BRIEF => Check each line of the listing below for the word "liệu" and say how many lines have it. Nothing else should be written.
Start DATA SUPPLIED
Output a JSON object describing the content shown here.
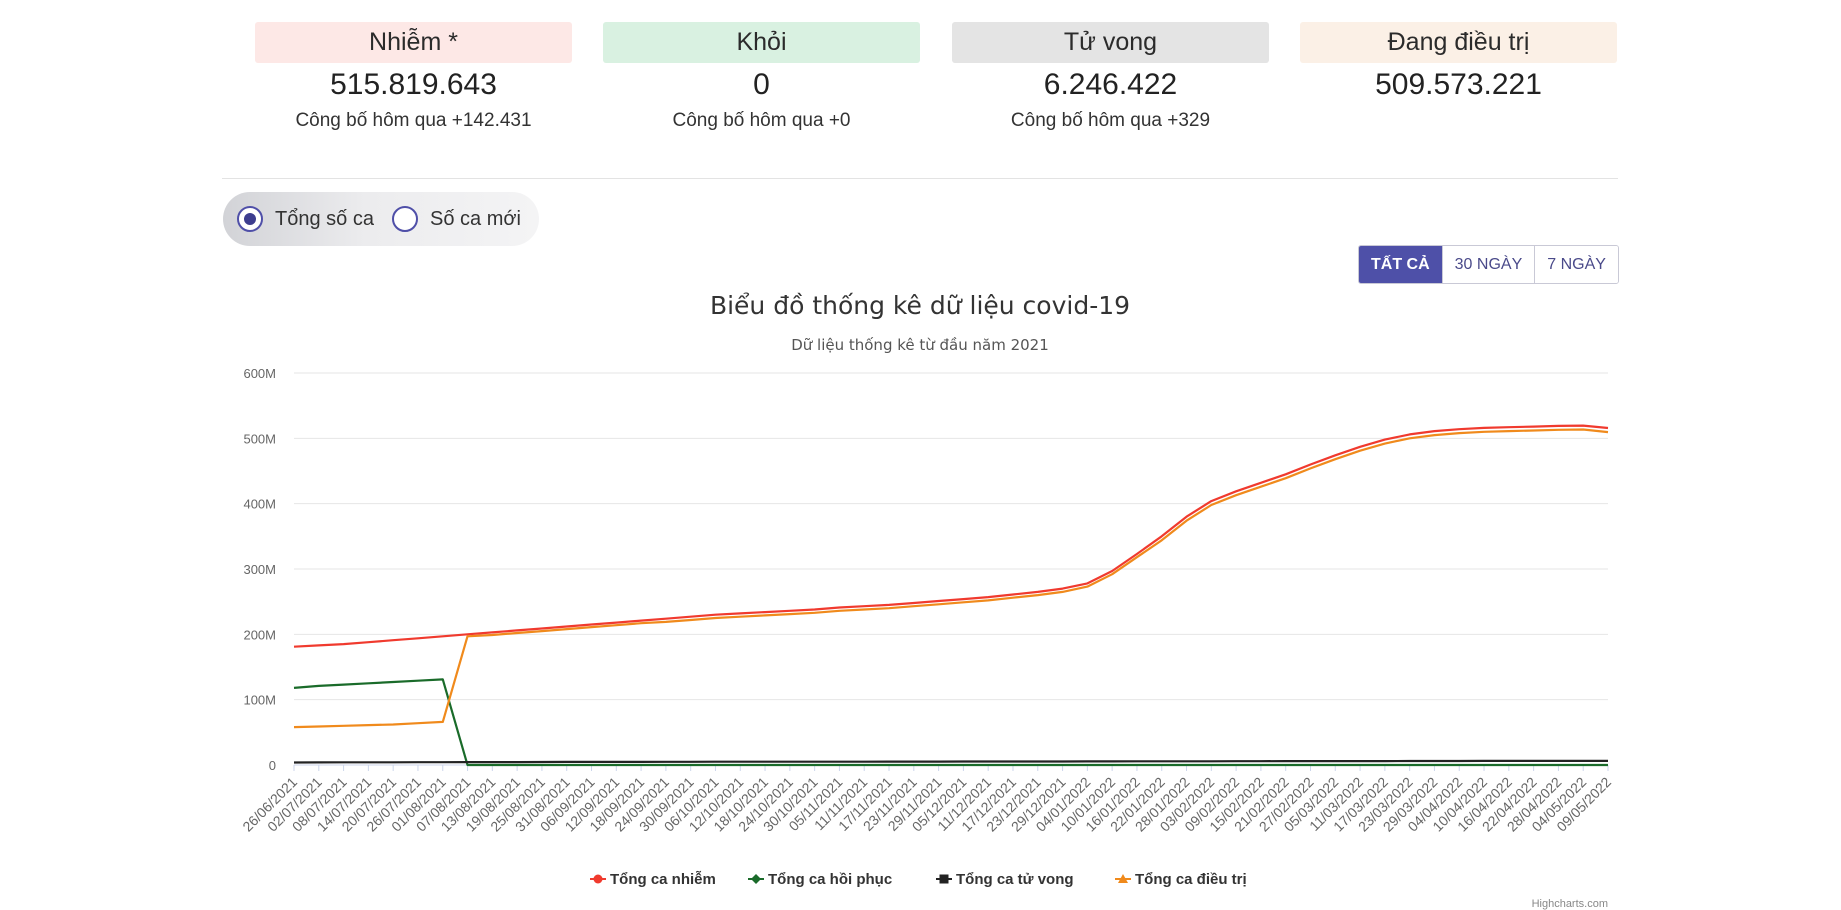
{
  "stats": [
    {
      "label": "Nhiễm *",
      "value": "515.819.643",
      "sub": "Công bố hôm qua +142.431",
      "bg": "#fde8e6"
    },
    {
      "label": "Khỏi",
      "value": "0",
      "sub": "Công bố hôm qua +0",
      "bg": "#d9f1e1"
    },
    {
      "label": "Tử vong",
      "value": "6.246.422",
      "sub": "Công bố hôm qua +329",
      "bg": "#e4e4e4"
    },
    {
      "label": "Đang điều trị",
      "value": "509.573.221",
      "sub": "",
      "bg": "#fbf0e6"
    }
  ],
  "radios": [
    {
      "label": "Tổng số ca",
      "checked": true
    },
    {
      "label": "Số ca mới",
      "checked": false
    }
  ],
  "range_buttons": [
    {
      "label": "TẤT CẢ",
      "active": true
    },
    {
      "label": "30 NGÀY",
      "active": false
    },
    {
      "label": "7 NGÀY",
      "active": false
    }
  ],
  "credit": "Highcharts.com",
  "chart_data": {
    "type": "line",
    "title": "Biểu đồ thống kê dữ liệu covid-19",
    "subtitle": "Dữ liệu thống kê từ đầu năm 2021",
    "xlabel": "",
    "ylabel": "",
    "ylim": [
      0,
      600000000
    ],
    "yticks": [
      "0",
      "100M",
      "200M",
      "300M",
      "400M",
      "500M",
      "600M"
    ],
    "grid": true,
    "legend_position": "bottom-center",
    "categories": [
      "26/06/2021",
      "02/07/2021",
      "08/07/2021",
      "14/07/2021",
      "20/07/2021",
      "26/07/2021",
      "01/08/2021",
      "07/08/2021",
      "13/08/2021",
      "19/08/2021",
      "25/08/2021",
      "31/08/2021",
      "06/09/2021",
      "12/09/2021",
      "18/09/2021",
      "24/09/2021",
      "30/09/2021",
      "06/10/2021",
      "12/10/2021",
      "18/10/2021",
      "24/10/2021",
      "30/10/2021",
      "05/11/2021",
      "11/11/2021",
      "17/11/2021",
      "23/11/2021",
      "29/11/2021",
      "05/12/2021",
      "11/12/2021",
      "17/12/2021",
      "23/12/2021",
      "29/12/2021",
      "04/01/2022",
      "10/01/2022",
      "16/01/2022",
      "22/01/2022",
      "28/01/2022",
      "03/02/2022",
      "09/02/2022",
      "15/02/2022",
      "21/02/2022",
      "27/02/2022",
      "05/03/2022",
      "11/03/2022",
      "17/03/2022",
      "23/03/2022",
      "29/03/2022",
      "04/04/2022",
      "10/04/2022",
      "16/04/2022",
      "22/04/2022",
      "28/04/2022",
      "04/05/2022",
      "09/05/2022"
    ],
    "series": [
      {
        "name": "Tổng ca nhiễm",
        "color": "#f03a2e",
        "marker": "circle",
        "values": [
          181,
          183,
          185,
          188,
          191,
          194,
          197,
          200,
          203,
          206,
          209,
          212,
          215,
          218,
          221,
          224,
          227,
          230,
          232,
          234,
          236,
          238,
          241,
          243,
          245,
          248,
          251,
          254,
          257,
          261,
          265,
          270,
          278,
          297,
          323,
          350,
          380,
          404,
          419,
          432,
          445,
          460,
          474,
          487,
          498,
          506,
          511,
          514,
          516,
          517,
          518,
          519,
          519.5,
          515.8
        ]
      },
      {
        "name": "Tổng ca hồi phục",
        "color": "#1a6b2a",
        "marker": "diamond",
        "values": [
          118,
          121,
          123,
          125,
          127,
          129,
          131,
          0,
          0,
          0,
          0,
          0,
          0,
          0,
          0,
          0,
          0,
          0,
          0,
          0,
          0,
          0,
          0,
          0,
          0,
          0,
          0,
          0,
          0,
          0,
          0,
          0,
          0,
          0,
          0,
          0,
          0,
          0,
          0,
          0,
          0,
          0,
          0,
          0,
          0,
          0,
          0,
          0,
          0,
          0,
          0,
          0,
          0,
          0
        ]
      },
      {
        "name": "Tổng ca tử vong",
        "color": "#222222",
        "marker": "square",
        "values": [
          3.9,
          4.0,
          4.1,
          4.1,
          4.2,
          4.3,
          4.3,
          4.4,
          4.5,
          4.5,
          4.6,
          4.7,
          4.7,
          4.8,
          4.8,
          4.9,
          4.9,
          5.0,
          5.0,
          5.0,
          5.0,
          5.1,
          5.1,
          5.1,
          5.2,
          5.2,
          5.2,
          5.3,
          5.3,
          5.3,
          5.4,
          5.4,
          5.5,
          5.5,
          5.6,
          5.6,
          5.7,
          5.7,
          5.8,
          5.8,
          5.9,
          5.9,
          6.0,
          6.0,
          6.0,
          6.1,
          6.1,
          6.1,
          6.2,
          6.2,
          6.2,
          6.2,
          6.2,
          6.2
        ]
      },
      {
        "name": "Tổng ca điều trị",
        "color": "#f08a1c",
        "marker": "triangle",
        "values": [
          58,
          59,
          60,
          61,
          62,
          64,
          66,
          197,
          199,
          202,
          205,
          208,
          211,
          214,
          217,
          219,
          222,
          225,
          227,
          229,
          231,
          233,
          236,
          238,
          240,
          243,
          246,
          249,
          252,
          256,
          260,
          265,
          273,
          292,
          318,
          344,
          374,
          398,
          413,
          426,
          439,
          454,
          468,
          481,
          492,
          500,
          505,
          508,
          510,
          511,
          512,
          513,
          513.5,
          509.6
        ]
      }
    ]
  }
}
End DATA SUPPLIED
FULL ANSWER => 2